WHAT THE TASK REQUIRES: Show each line from the listing that includes the word "Reddit".

RECORDS FOR THIS TASK:

/---

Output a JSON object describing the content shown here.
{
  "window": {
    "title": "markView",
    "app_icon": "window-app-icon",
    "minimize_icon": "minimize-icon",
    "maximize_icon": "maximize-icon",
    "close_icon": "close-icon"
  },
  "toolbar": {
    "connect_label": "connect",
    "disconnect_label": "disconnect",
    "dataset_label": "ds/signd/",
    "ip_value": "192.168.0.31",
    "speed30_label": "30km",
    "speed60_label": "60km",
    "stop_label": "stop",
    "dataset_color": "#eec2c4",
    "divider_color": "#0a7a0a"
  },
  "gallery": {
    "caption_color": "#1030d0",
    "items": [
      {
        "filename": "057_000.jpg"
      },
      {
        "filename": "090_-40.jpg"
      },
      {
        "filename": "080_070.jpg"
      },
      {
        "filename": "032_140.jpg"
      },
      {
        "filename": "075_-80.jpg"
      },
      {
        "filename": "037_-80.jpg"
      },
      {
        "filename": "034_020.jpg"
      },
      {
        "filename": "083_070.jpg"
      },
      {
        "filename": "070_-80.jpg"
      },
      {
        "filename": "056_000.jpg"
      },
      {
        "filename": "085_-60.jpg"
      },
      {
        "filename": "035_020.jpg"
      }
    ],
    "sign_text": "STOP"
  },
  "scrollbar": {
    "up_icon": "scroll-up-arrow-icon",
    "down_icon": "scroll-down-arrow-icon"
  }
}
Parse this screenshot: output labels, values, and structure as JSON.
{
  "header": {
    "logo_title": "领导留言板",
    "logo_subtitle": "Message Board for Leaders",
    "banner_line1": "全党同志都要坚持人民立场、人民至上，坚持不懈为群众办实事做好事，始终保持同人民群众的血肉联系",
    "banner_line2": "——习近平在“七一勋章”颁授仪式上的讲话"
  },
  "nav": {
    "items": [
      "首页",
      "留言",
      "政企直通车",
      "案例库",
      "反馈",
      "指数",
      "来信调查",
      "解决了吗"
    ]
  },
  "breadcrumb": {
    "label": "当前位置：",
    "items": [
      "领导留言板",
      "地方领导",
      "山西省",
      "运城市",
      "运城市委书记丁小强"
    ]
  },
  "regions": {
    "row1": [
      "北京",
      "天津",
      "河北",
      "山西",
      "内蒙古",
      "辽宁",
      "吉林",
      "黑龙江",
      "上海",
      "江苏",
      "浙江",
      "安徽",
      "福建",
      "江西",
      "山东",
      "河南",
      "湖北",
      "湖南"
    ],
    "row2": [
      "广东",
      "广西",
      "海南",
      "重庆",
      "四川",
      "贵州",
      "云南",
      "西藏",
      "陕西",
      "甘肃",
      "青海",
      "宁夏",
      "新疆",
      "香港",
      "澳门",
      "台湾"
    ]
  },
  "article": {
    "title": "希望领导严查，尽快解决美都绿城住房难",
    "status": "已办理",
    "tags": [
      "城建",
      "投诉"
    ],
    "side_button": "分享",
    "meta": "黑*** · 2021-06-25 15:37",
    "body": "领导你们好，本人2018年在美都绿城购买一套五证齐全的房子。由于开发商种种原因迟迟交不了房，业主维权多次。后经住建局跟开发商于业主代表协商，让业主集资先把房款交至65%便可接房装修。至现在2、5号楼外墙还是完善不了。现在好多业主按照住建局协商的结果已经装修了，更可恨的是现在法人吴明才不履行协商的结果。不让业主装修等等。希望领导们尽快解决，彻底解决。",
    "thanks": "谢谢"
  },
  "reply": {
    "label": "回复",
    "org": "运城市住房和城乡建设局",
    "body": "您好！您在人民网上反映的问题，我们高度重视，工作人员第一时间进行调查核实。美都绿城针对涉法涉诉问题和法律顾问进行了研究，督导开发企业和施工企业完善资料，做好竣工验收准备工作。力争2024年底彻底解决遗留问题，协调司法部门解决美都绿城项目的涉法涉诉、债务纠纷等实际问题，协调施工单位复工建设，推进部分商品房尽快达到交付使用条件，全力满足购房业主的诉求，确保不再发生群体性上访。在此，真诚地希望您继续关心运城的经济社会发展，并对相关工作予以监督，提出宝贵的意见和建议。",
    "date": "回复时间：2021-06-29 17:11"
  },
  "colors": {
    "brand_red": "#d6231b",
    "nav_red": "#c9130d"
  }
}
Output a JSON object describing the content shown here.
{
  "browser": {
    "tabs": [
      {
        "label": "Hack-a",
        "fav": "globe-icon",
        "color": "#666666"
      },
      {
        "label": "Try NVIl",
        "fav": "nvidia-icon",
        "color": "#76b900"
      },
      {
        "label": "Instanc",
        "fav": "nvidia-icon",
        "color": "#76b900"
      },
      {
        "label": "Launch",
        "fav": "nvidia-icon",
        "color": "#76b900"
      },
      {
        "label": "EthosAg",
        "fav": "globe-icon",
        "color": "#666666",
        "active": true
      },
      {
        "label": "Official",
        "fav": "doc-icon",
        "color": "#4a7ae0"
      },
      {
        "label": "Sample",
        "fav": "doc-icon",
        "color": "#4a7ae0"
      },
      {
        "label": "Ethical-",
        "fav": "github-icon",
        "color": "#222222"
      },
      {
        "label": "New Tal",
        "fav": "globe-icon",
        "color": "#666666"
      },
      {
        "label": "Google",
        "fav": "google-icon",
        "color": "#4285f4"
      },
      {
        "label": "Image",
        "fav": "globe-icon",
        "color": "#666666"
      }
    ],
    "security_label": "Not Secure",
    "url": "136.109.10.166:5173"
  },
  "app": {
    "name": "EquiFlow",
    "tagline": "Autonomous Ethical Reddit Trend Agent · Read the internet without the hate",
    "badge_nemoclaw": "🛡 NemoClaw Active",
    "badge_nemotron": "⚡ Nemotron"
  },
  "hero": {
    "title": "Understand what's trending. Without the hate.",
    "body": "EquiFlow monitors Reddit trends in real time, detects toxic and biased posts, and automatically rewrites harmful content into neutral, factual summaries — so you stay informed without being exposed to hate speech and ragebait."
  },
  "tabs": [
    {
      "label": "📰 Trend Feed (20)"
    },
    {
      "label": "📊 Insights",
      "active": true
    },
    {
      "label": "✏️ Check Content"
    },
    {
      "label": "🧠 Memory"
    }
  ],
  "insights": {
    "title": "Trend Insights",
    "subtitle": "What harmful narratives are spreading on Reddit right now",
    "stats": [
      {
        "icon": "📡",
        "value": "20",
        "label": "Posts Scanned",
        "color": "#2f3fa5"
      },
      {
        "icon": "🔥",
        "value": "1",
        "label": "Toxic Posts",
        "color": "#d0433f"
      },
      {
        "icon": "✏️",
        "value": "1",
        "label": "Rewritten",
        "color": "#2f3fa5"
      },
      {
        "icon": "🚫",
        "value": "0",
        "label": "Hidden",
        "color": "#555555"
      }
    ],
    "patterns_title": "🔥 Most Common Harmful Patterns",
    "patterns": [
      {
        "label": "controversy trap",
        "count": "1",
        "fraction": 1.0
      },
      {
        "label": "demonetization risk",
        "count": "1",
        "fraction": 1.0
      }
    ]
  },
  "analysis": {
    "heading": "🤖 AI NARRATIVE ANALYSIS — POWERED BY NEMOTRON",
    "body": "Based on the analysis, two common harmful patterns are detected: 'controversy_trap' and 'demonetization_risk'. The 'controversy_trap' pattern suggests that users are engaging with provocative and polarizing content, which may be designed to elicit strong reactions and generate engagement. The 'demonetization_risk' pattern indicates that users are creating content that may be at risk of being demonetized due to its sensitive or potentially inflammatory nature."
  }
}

\---

WORKED ANSWER:
    "tagline": "Autonomous Ethical Reddit Trend Agent · Read the internet without the hate",
    "body": "EquiFlow monitors Reddit trends in real time, detects toxic and biased posts, and automatically rewrites harmful content into neutral, factual summaries — so you stay informed without being exposed to hate speech and ragebait."
    "subtitle": "What harmful narratives are spreading on Reddit right now",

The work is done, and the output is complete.